**Request:**
Which lines of the records contain "Land"? Collect every one of them.

**Supplied records:**
○ ○ ○ ○
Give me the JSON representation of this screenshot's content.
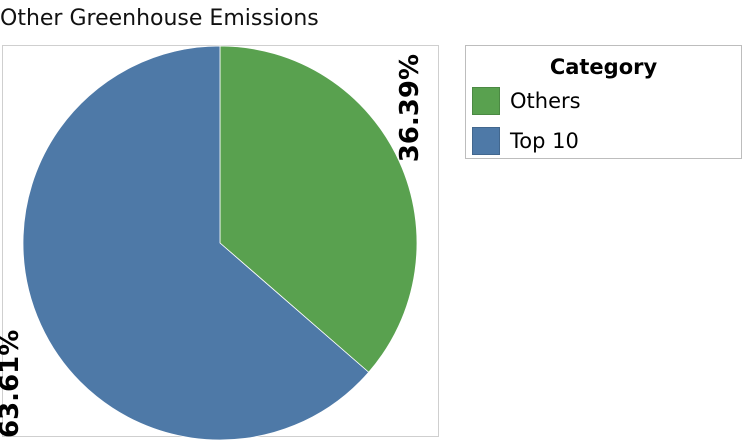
{
  "chart_data": {
    "type": "pie",
    "title": "Other Greenhouse Emissions",
    "legend_title": "Category",
    "legend_position": "right",
    "slices": [
      {
        "name": "Others",
        "value": 36.39,
        "label": "36.39%",
        "color": "#59A14F"
      },
      {
        "name": "Top 10",
        "value": 63.61,
        "label": "63.61%",
        "color": "#4E79A7"
      }
    ],
    "start_angle": "12 o'clock",
    "direction": "clockwise"
  }
}
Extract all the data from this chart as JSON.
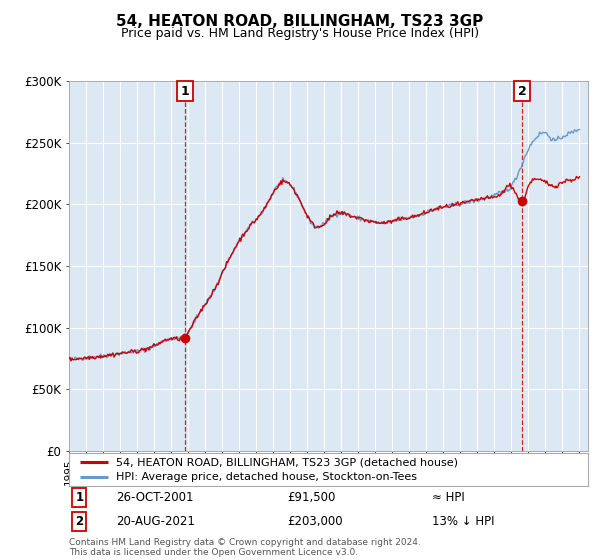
{
  "title": "54, HEATON ROAD, BILLINGHAM, TS23 3GP",
  "subtitle": "Price paid vs. HM Land Registry's House Price Index (HPI)",
  "ylabel_ticks": [
    "£0",
    "£50K",
    "£100K",
    "£150K",
    "£200K",
    "£250K",
    "£300K"
  ],
  "ytick_values": [
    0,
    50000,
    100000,
    150000,
    200000,
    250000,
    300000
  ],
  "ylim": [
    0,
    300000
  ],
  "xlim_start": 1995.0,
  "xlim_end": 2025.5,
  "line1_label": "54, HEATON ROAD, BILLINGHAM, TS23 3GP (detached house)",
  "line2_label": "HPI: Average price, detached house, Stockton-on-Tees",
  "line1_color": "#cc0000",
  "line2_color": "#6699cc",
  "plot_bg_color": "#dce9f5",
  "grid_color": "#ffffff",
  "point1_x": 2001.82,
  "point1_y": 91500,
  "point2_x": 2021.63,
  "point2_y": 203000,
  "point1_date": "26-OCT-2001",
  "point1_price": "£91,500",
  "point1_hpi": "≈ HPI",
  "point2_date": "20-AUG-2021",
  "point2_price": "£203,000",
  "point2_hpi": "13% ↓ HPI",
  "footer1": "Contains HM Land Registry data © Crown copyright and database right 2024.",
  "footer2": "This data is licensed under the Open Government Licence v3.0.",
  "bg_color": "#ffffff",
  "title_fontsize": 11,
  "subtitle_fontsize": 9
}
○ ○ ○ ○
**Response to this exercise:**
  "subtitle": "Price paid vs. HM Land Registry's House Price Index (HPI)",
  "footer1": "Contains HM Land Registry data © Crown copyright and database right 2024.",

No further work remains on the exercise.